» **The data**
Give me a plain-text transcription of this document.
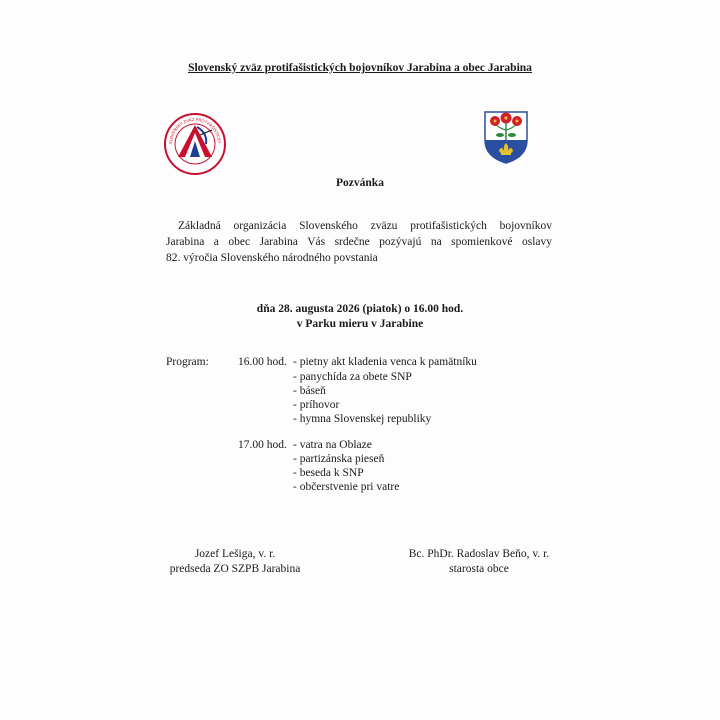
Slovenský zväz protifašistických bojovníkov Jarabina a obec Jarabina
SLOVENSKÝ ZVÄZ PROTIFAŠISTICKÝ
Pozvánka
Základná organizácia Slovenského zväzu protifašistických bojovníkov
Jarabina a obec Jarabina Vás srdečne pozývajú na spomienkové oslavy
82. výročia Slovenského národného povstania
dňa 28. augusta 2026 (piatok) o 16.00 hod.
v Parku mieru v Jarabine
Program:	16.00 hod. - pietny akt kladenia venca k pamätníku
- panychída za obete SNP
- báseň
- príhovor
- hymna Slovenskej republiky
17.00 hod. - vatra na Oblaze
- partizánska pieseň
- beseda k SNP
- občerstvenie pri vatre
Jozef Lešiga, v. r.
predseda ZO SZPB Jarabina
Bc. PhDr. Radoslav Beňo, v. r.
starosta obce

» **Work required**
Omit every picture, and otherwise quote the entries exactly.

» **Answer to this task**
Give me a plain-text transcription of this document.
Slovenský zväz protifašistických bojovníkov Jarabina a obec Jarabina
SLOVENSKÝ ZVÄZ PROTIFAŠISTICKÝ
Pozvánka
Základná organizácia Slovenského zväzu protifašistických bojovníkov
Jarabina a obec Jarabina Vás srdečne pozývajú na spomienkové oslavy
82. výročia Slovenského národného povstania
dňa 28. augusta 2026 (piatok) o 16.00 hod.
v Parku mieru v Jarabine
Program:	16.00 hod. - pietny akt kladenia venca k pamätníku
- panychída za obete SNP
- báseň
- príhovor
- hymna Slovenskej republiky
17.00 hod. - vatra na Oblaze
- partizánska pieseň
- beseda k SNP
- občerstvenie pri vatre
Jozef Lešiga, v. r.
predseda ZO SZPB Jarabina
Bc. PhDr. Radoslav Beňo, v. r.
starosta obce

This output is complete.